Every year, just before the fireworks of Indonesia’s Independence Day on August 17, the President steps up for what’s meant to be a serious national ritual: the annual state address.

It’s when the country gets a peek at the government’s draft budget for the coming year –formally known as the APBN – and hears all the promises attached to it.

This year, President Prabowo Subianto took the podium with the 2026 APBN draft in hand, dropping some serious numbers: IDR 335 trillion (USD 21 billion) for free nutritious meals, IDR 332.25 trillion (USD 21.9 billion) for defence, and a whopping IDR 757.8 trillion (USD 49.5 billion) for education.

On paper, it reads like a bold investment in human capital, national strength, and generational progress.

But as always, the budget’s real test lies in its implementation.

While President Prabowo spoke of job creation and feeding the nation’s youth, many Indonesians weighed those promises against the realities they see every day.

And some felt strongly that he was spinning a fairytale of empty promises.

The total state budget for 2026 – at nearly IDR 3,786.5 trillion (about USD 250 billion) – marks a substantial increase from the IDR 3,621.3 trillion for 2025 (USD 241.4 billion). And it’s sparked conversations around whether size equates to impact.

The free meal programme, in particular, was announced with much fanfare. One of the centrepieces of Prabowo’s presidential campaign, it’s a policy with heart – one that speaks to the government’s desire to tackle child malnutrition and educational inequality.

But its early rollout saw growing pains. 

Reports of food poisoning in some regions, and concerns over fund mismanagement raised alarms, particularly in a country where many families still face food insecurity.

While these incidents don’t define the program entirely, they highlight the importance of ensuring that social initiatives are matched with strong oversight and coordination. If not, doubts begin to creep in, especially in a country where corruption and abuse of power have long haunted governance and public administration.

Economically, Indonesia continues to walk a tightrope. Growth may be steady, but inequality is glaring. Informal workers and the youth – many of whom voted for change – are bearing the brunt of rising living costs and insecure jobs.

Programmes like the free meals scheme should be lifelines, not landmines.

These government initiatives carry immense potential. But their success depends not just on funding, but on transparency, infrastructure, and local collaboration.

When corruption, poor oversight, and tone-deaf leadership become the norm, even well-funded social policies collapse under the weight of incompetence.

And in that collapse, what’s revealed is more than just failed implementation.

It’s a crisis of trust.

A government that can’t deliver on its promises, no matter how grand, risks losing the legitimacy it needs to lead.

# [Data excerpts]

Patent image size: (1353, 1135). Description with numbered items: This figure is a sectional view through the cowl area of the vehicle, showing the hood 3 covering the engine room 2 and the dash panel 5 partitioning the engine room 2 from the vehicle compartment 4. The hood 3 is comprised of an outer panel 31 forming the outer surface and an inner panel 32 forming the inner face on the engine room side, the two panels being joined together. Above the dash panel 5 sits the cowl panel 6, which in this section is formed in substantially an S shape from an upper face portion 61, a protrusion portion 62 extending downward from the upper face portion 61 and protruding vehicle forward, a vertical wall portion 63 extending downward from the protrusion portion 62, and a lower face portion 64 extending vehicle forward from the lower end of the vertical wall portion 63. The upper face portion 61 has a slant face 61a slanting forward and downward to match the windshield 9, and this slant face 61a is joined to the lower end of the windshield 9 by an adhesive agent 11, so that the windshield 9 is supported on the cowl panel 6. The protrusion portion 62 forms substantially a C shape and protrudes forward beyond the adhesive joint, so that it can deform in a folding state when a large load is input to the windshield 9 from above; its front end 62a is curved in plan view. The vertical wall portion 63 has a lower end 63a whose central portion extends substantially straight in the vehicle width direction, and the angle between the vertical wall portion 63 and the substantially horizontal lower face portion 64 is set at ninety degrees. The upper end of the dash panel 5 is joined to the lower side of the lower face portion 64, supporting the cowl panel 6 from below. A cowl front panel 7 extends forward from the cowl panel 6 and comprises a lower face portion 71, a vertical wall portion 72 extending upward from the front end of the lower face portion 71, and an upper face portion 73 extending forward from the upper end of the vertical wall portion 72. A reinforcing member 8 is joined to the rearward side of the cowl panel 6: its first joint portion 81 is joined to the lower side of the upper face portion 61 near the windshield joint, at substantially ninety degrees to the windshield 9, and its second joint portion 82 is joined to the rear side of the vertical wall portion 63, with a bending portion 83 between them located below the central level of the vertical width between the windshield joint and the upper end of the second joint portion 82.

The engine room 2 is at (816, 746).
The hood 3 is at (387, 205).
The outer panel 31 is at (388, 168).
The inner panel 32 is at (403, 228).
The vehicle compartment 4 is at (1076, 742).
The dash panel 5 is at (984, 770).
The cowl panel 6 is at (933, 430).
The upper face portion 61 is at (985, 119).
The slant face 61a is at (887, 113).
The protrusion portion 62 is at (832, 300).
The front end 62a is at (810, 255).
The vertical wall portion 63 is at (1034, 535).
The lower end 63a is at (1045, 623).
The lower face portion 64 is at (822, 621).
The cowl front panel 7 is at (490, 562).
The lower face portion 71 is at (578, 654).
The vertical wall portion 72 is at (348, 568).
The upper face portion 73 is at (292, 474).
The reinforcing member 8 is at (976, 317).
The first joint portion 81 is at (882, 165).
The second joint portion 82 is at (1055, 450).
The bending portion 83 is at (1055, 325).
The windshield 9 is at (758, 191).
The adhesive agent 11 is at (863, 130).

# [Work instructions]
**a.** According to the text on Indonesia's state budget, what is the total state budget for 2026?
**b.** List each spending area that President Prabowo cited from the 2026 APBN draft in the text on Indonesia's state budget, with its amount.
**c.** From the text on Indonesia's state budget, copy the passage from "These government initiatives" to "crisis of trust.".

# [List of solutions]
**a.** Nearly IDR 3,786.5 trillion (about USD 250 billion).

**b.**
- Free nutritious meals: IDR 335 trillion (USD 21 billion)
- Defence: IDR 332.25 trillion (USD 21.9 billion)
- Education: IDR 757.8 trillion (USD 49.5 billion)

**c.**
These government initiatives carry immense potential. But their success depends not just on funding, but on transparency, infrastructure, and local collaboration.

When corruption, poor oversight, and tone-deaf leadership become the norm, even well-funded social policies collapse under the weight of incompetence.

And in that collapse, what’s revealed is more than just failed implementation.

It’s a crisis of trust.